Transcribe every record that appears below, exactly and in full.

_Dataset entries_
* begin *
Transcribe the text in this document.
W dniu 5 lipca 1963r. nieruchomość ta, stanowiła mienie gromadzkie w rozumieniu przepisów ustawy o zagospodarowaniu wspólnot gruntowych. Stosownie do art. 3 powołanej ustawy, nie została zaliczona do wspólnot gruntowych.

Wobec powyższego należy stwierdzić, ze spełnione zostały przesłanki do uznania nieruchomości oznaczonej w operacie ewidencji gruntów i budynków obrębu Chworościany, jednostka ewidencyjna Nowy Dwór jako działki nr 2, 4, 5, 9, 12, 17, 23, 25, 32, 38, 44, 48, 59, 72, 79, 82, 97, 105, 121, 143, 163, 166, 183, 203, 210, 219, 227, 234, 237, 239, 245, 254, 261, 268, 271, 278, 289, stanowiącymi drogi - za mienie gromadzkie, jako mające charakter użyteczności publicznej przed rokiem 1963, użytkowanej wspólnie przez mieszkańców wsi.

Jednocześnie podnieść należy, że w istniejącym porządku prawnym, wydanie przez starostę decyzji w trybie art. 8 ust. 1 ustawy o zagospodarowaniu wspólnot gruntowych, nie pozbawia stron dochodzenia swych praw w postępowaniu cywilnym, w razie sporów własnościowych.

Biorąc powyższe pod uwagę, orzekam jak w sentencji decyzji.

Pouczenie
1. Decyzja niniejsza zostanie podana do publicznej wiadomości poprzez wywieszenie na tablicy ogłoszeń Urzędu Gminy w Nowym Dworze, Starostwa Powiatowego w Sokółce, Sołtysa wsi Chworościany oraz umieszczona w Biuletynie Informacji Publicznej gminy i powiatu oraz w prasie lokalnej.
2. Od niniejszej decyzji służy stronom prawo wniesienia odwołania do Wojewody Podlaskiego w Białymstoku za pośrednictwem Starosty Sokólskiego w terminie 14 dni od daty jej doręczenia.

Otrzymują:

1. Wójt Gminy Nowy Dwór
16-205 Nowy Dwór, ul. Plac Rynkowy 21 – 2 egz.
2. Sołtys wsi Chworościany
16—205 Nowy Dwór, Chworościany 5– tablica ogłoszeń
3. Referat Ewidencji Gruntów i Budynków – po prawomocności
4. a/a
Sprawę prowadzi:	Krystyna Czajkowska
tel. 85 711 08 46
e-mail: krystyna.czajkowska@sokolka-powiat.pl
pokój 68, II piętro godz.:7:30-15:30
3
* end *
_Result for this exercise_
Transcribe the text in this document.
W dniu 5 lipca 1963r. nieruchomość ta, stanowiła mienie gromadzkie w rozumieniu przepisów ustawy o zagospodarowaniu wspólnot gruntowych. Stosownie do art. 3 powołanej ustawy, nie została zaliczona do wspólnot gruntowych.

Wobec powyższego należy stwierdzić, ze spełnione zostały przesłanki do uznania nieruchomości oznaczonej w operacie ewidencji gruntów i budynków obrębu Chworościany, jednostka ewidencyjna Nowy Dwór jako działki nr 2, 4, 5, 9, 12, 17, 23, 25, 32, 38, 44, 48, 59, 72, 79, 82, 97, 105, 121, 143, 163, 166, 183, 203, 210, 219, 227, 234, 237, 239, 245, 254, 261, 268, 271, 278, 289, stanowiącymi drogi - za mienie gromadzkie, jako mające charakter użyteczności publicznej przed rokiem 1963, użytkowanej wspólnie przez mieszkańców wsi.

Jednocześnie podnieść należy, że w istniejącym porządku prawnym, wydanie przez starostę decyzji w trybie art. 8 ust. 1 ustawy o zagospodarowaniu wspólnot gruntowych, nie pozbawia stron dochodzenia swych praw w postępowaniu cywilnym, w razie sporów własnościowych.

Biorąc powyższe pod uwagę, orzekam jak w sentencji decyzji.

Pouczenie
1. Decyzja niniejsza zostanie podana do publicznej wiadomości poprzez wywieszenie na tablicy ogłoszeń Urzędu Gminy w Nowym Dworze, Starostwa Powiatowego w Sokółce, Sołtysa wsi Chworościany oraz umieszczona w Biuletynie Informacji Publicznej gminy i powiatu oraz w prasie lokalnej.
2. Od niniejszej decyzji służy stronom prawo wniesienia odwołania do Wojewody Podlaskiego w Białymstoku za pośrednictwem Starosty Sokólskiego w terminie 14 dni od daty jej doręczenia.

Otrzymują:

1. Wójt Gminy Nowy Dwór
16-205 Nowy Dwór, ul. Plac Rynkowy 21 – 2 egz.
2. Sołtys wsi Chworościany
16—205 Nowy Dwór, Chworościany 5– tablica ogłoszeń
3. Referat Ewidencji Gruntów i Budynków – po prawomocności
4. a/a
Sprawę prowadzi:	Krystyna Czajkowska
tel. 85 711 08 46
e-mail: krystyna.czajkowska@sokolka-powiat.pl
pokój 68, II piętro godz.:7:30-15:30
3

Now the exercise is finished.